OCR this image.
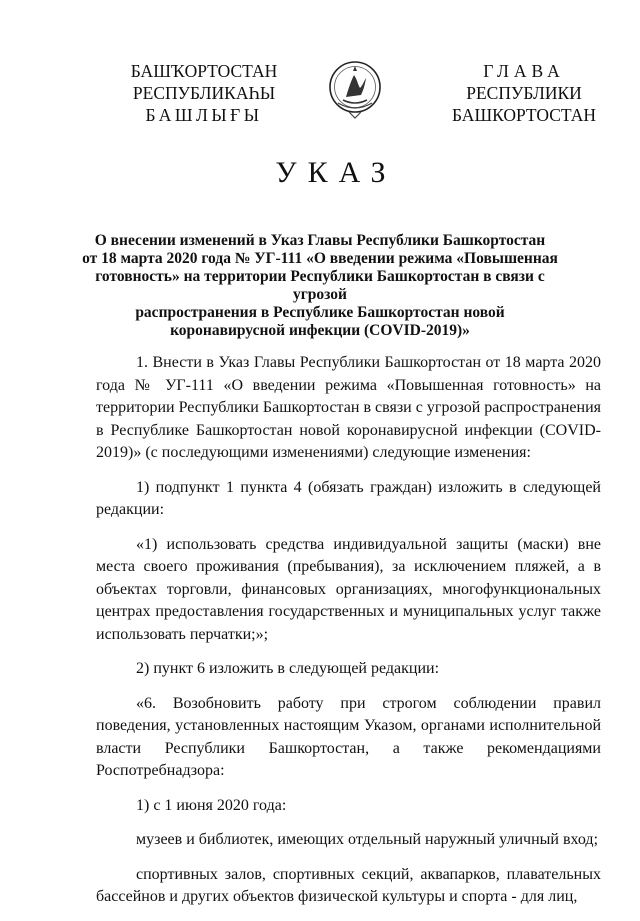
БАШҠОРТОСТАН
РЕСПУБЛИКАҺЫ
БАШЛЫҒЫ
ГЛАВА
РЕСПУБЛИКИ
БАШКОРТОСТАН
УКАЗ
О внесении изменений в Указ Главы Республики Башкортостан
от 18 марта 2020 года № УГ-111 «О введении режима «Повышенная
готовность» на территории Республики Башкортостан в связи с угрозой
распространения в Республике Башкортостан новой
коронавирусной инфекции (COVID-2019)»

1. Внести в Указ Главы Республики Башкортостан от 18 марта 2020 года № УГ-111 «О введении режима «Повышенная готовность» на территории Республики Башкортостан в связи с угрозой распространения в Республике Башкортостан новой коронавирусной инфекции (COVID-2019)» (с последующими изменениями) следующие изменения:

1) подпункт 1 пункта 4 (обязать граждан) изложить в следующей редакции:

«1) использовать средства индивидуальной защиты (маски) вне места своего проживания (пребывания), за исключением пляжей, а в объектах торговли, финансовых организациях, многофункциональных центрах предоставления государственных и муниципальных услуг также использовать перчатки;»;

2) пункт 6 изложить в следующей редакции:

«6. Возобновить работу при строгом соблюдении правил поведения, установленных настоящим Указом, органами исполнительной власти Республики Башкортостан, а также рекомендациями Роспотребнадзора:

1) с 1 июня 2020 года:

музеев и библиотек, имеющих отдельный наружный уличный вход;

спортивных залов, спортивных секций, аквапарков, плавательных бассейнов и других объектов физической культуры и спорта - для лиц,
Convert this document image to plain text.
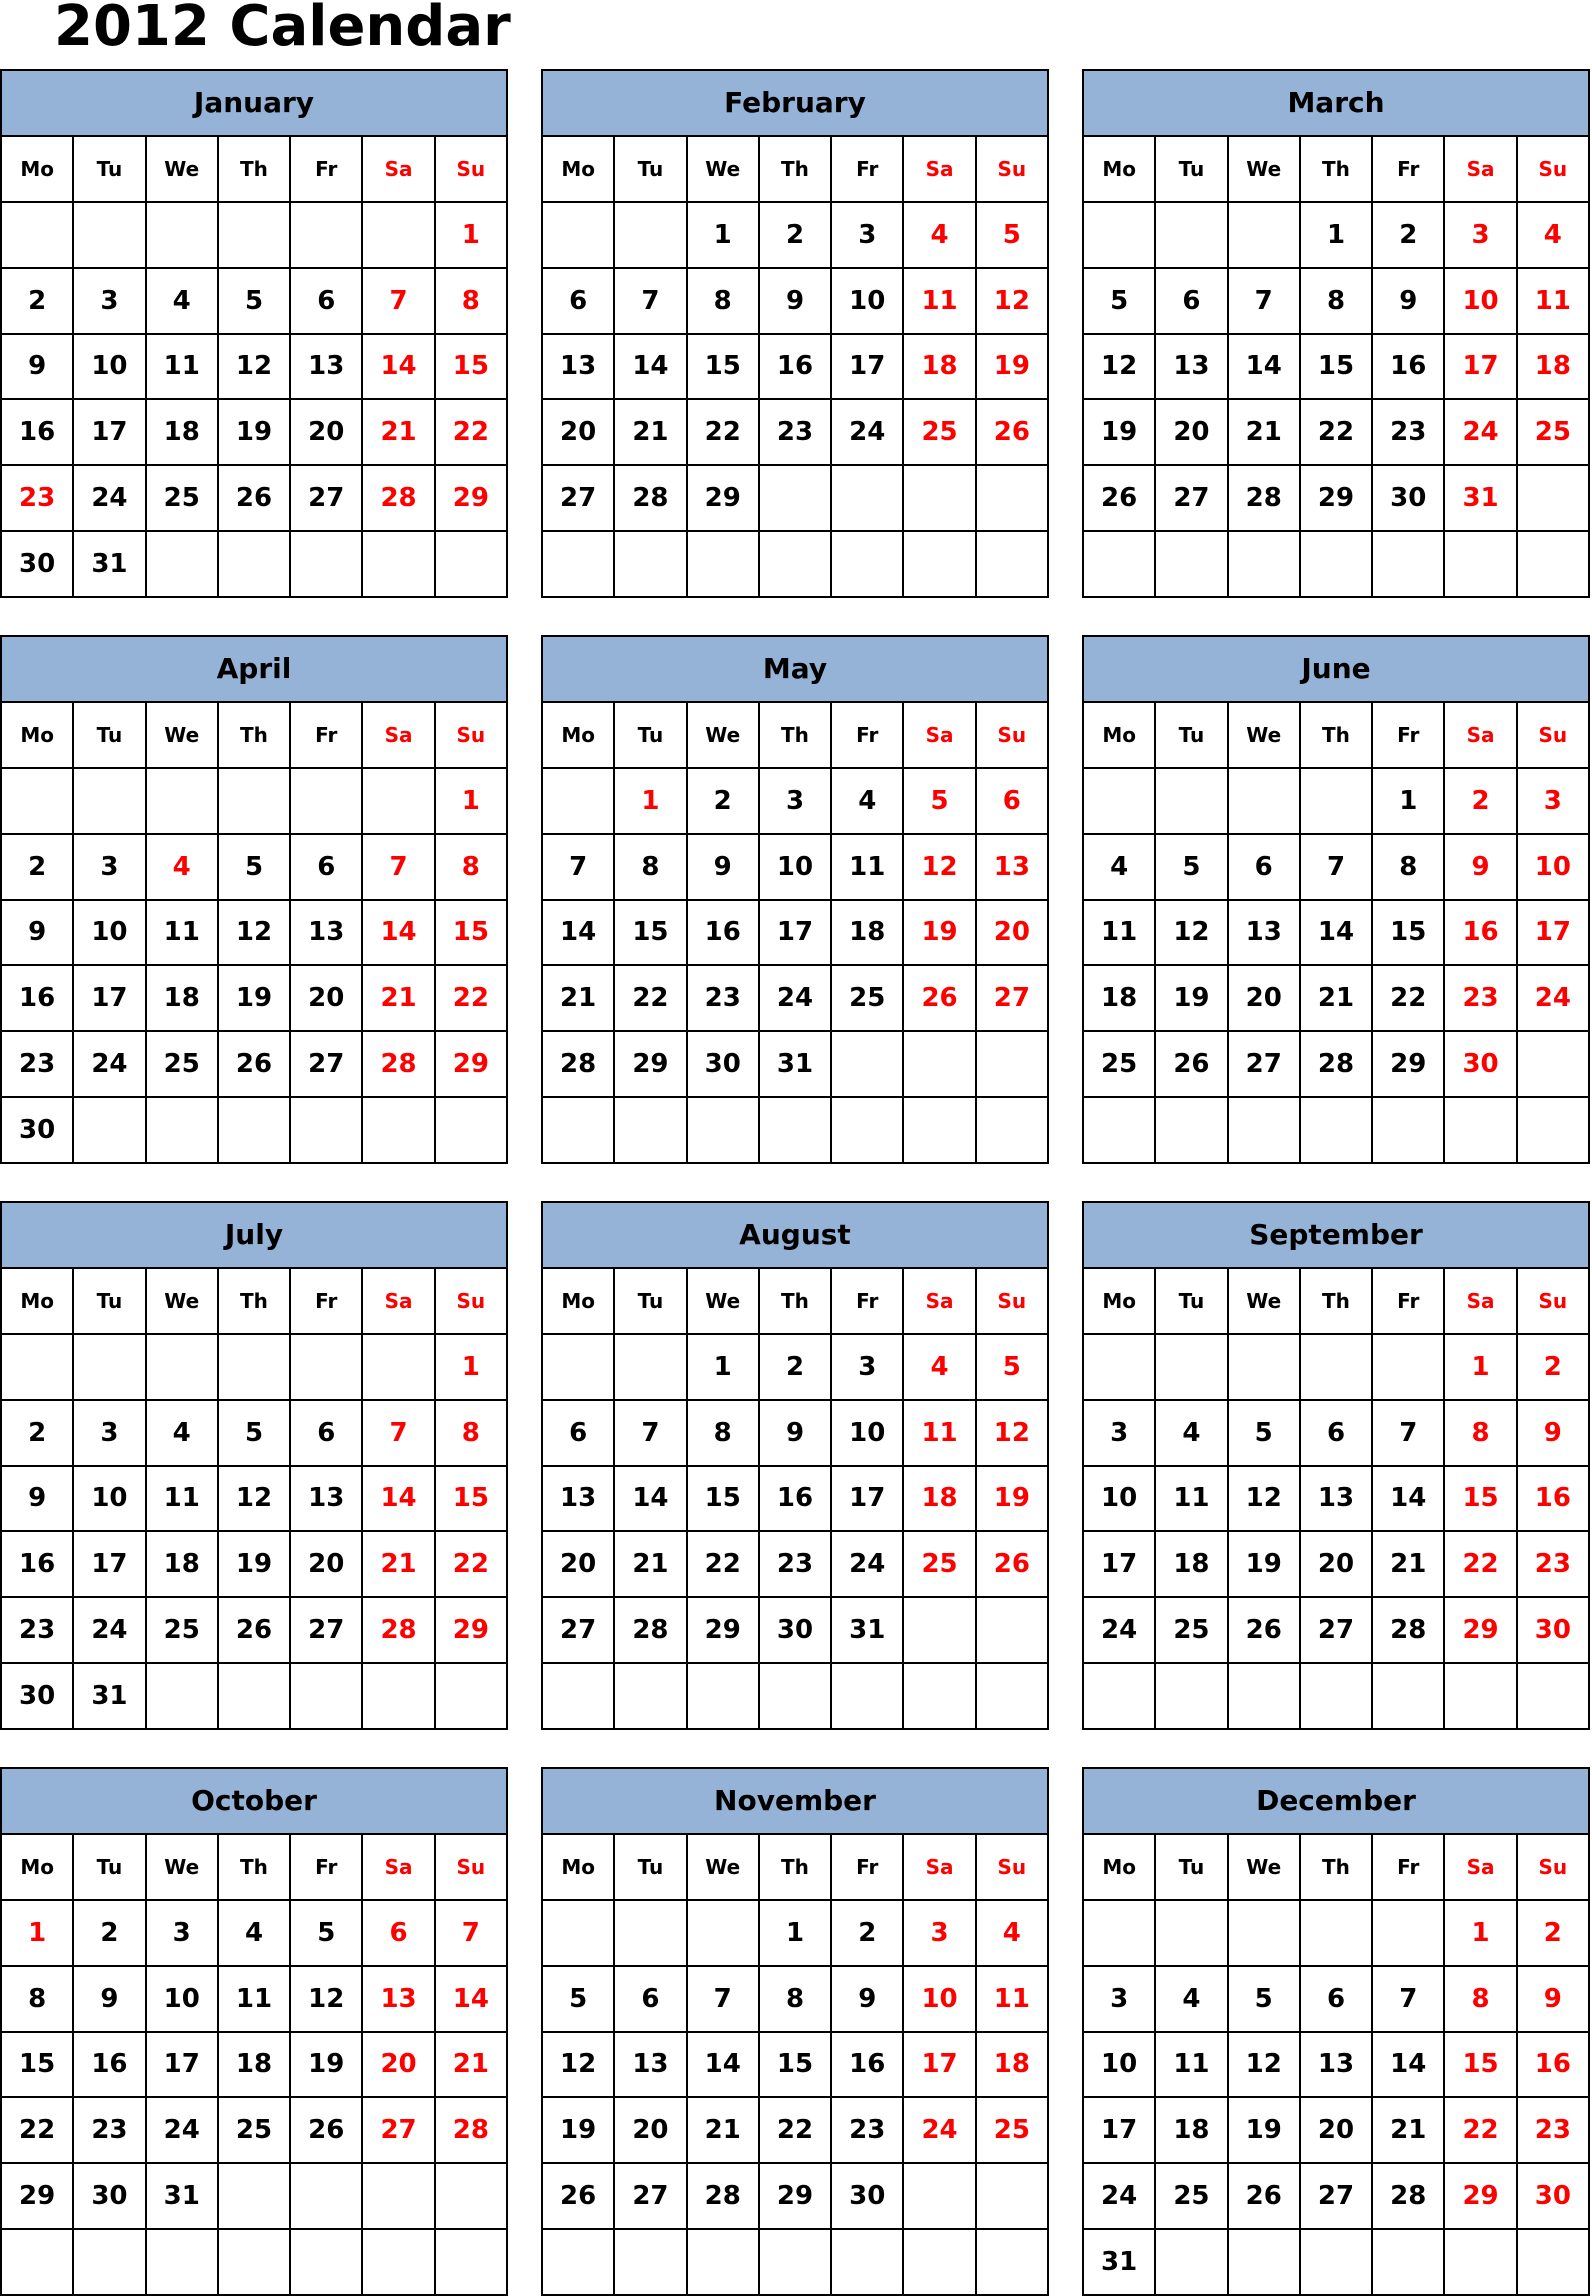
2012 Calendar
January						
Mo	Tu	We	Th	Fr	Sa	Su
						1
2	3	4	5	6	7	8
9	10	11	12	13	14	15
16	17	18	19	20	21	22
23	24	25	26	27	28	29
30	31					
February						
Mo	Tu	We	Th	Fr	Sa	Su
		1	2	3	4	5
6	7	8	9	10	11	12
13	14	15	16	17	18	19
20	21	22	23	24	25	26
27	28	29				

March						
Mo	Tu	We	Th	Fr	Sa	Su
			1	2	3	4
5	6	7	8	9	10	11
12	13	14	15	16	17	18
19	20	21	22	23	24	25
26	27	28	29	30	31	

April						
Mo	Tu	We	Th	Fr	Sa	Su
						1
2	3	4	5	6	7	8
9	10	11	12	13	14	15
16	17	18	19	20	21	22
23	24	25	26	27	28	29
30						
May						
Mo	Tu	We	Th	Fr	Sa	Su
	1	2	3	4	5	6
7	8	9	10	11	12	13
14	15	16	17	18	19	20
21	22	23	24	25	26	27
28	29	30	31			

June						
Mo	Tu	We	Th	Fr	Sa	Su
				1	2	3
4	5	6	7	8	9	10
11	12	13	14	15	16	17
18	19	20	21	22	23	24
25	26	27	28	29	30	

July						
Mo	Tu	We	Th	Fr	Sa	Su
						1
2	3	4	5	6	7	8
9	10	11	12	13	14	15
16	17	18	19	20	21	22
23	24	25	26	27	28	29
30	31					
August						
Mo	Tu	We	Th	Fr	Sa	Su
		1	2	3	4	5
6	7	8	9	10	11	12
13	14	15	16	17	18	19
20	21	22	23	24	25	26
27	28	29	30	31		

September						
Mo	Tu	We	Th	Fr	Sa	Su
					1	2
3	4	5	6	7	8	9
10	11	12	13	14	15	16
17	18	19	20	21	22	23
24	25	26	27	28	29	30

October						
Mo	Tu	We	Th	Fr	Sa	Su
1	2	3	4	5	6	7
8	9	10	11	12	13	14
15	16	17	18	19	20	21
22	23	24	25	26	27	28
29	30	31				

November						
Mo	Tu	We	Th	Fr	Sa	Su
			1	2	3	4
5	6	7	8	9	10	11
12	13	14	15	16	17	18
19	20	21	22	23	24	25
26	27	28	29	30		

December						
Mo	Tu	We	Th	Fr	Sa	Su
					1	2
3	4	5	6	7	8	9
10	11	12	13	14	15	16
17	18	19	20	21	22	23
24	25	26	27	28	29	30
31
◇ ◇ ◇ ◇ ◇ ◇ ◇
**Objective:**
Leave out the pictures and retype every line above exactly.

**Full answer:**
OCR this image.
БАШҠОРТОСТАН
РЕСПУБЛИКАҺЫ
БАШЛЫҒЫ
ГЛАВА
РЕСПУБЛИКИ
БАШКОРТОСТАН
УКАЗ
О внесении изменений в Указ Главы Республики Башкортостан
от 18 марта 2020 года № УГ-111 «О введении режима «Повышенная
готовность» на территории Республики Башкортостан в связи с угрозой
распространения в Республике Башкортостан новой
коронавирусной инфекции (COVID-2019)»

1. Внести в Указ Главы Республики Башкортостан от 18 марта 2020 года № УГ-111 «О введении режима «Повышенная готовность» на территории Республики Башкортостан в связи с угрозой распространения в Республике Башкортостан новой коронавирусной инфекции (COVID-2019)» (с последующими изменениями) следующие изменения:

1) подпункт 1 пункта 4 (обязать граждан) изложить в следующей редакции:

«1) использовать средства индивидуальной защиты (маски) вне места своего проживания (пребывания), за исключением пляжей, а в объектах торговли, финансовых организациях, многофункциональных центрах предоставления государственных и муниципальных услуг также использовать перчатки;»;

2) пункт 6 изложить в следующей редакции:

«6. Возобновить работу при строгом соблюдении правил поведения, установленных настоящим Указом, органами исполнительной власти Республики Башкортостан, а также рекомендациями Роспотребнадзора:

1) с 1 июня 2020 года:

музеев и библиотек, имеющих отдельный наружный уличный вход;

спортивных залов, спортивных секций, аквапарков, плавательных бассейнов и других объектов физической культуры и спорта - для лиц,
Convert this document image to plain text.
2012 Calendar
January						
Mo	Tu	We	Th	Fr	Sa	Su
						1
2	3	4	5	6	7	8
9	10	11	12	13	14	15
16	17	18	19	20	21	22
23	24	25	26	27	28	29
30	31					
February						
Mo	Tu	We	Th	Fr	Sa	Su
		1	2	3	4	5
6	7	8	9	10	11	12
13	14	15	16	17	18	19
20	21	22	23	24	25	26
27	28	29				

March						
Mo	Tu	We	Th	Fr	Sa	Su
			1	2	3	4
5	6	7	8	9	10	11
12	13	14	15	16	17	18
19	20	21	22	23	24	25
26	27	28	29	30	31	

April						
Mo	Tu	We	Th	Fr	Sa	Su
						1
2	3	4	5	6	7	8
9	10	11	12	13	14	15
16	17	18	19	20	21	22
23	24	25	26	27	28	29
30						
May						
Mo	Tu	We	Th	Fr	Sa	Su
	1	2	3	4	5	6
7	8	9	10	11	12	13
14	15	16	17	18	19	20
21	22	23	24	25	26	27
28	29	30	31			

June						
Mo	Tu	We	Th	Fr	Sa	Su
				1	2	3
4	5	6	7	8	9	10
11	12	13	14	15	16	17
18	19	20	21	22	23	24
25	26	27	28	29	30	

July						
Mo	Tu	We	Th	Fr	Sa	Su
						1
2	3	4	5	6	7	8
9	10	11	12	13	14	15
16	17	18	19	20	21	22
23	24	25	26	27	28	29
30	31					
August						
Mo	Tu	We	Th	Fr	Sa	Su
		1	2	3	4	5
6	7	8	9	10	11	12
13	14	15	16	17	18	19
20	21	22	23	24	25	26
27	28	29	30	31		

September						
Mo	Tu	We	Th	Fr	Sa	Su
					1	2
3	4	5	6	7	8	9
10	11	12	13	14	15	16
17	18	19	20	21	22	23
24	25	26	27	28	29	30

October						
Mo	Tu	We	Th	Fr	Sa	Su
1	2	3	4	5	6	7
8	9	10	11	12	13	14
15	16	17	18	19	20	21
22	23	24	25	26	27	28
29	30	31				

November						
Mo	Tu	We	Th	Fr	Sa	Su
			1	2	3	4
5	6	7	8	9	10	11
12	13	14	15	16	17	18
19	20	21	22	23	24	25
26	27	28	29	30		

December						
Mo	Tu	We	Th	Fr	Sa	Su
					1	2
3	4	5	6	7	8	9
10	11	12	13	14	15	16
17	18	19	20	21	22	23
24	25	26	27	28	29	30
31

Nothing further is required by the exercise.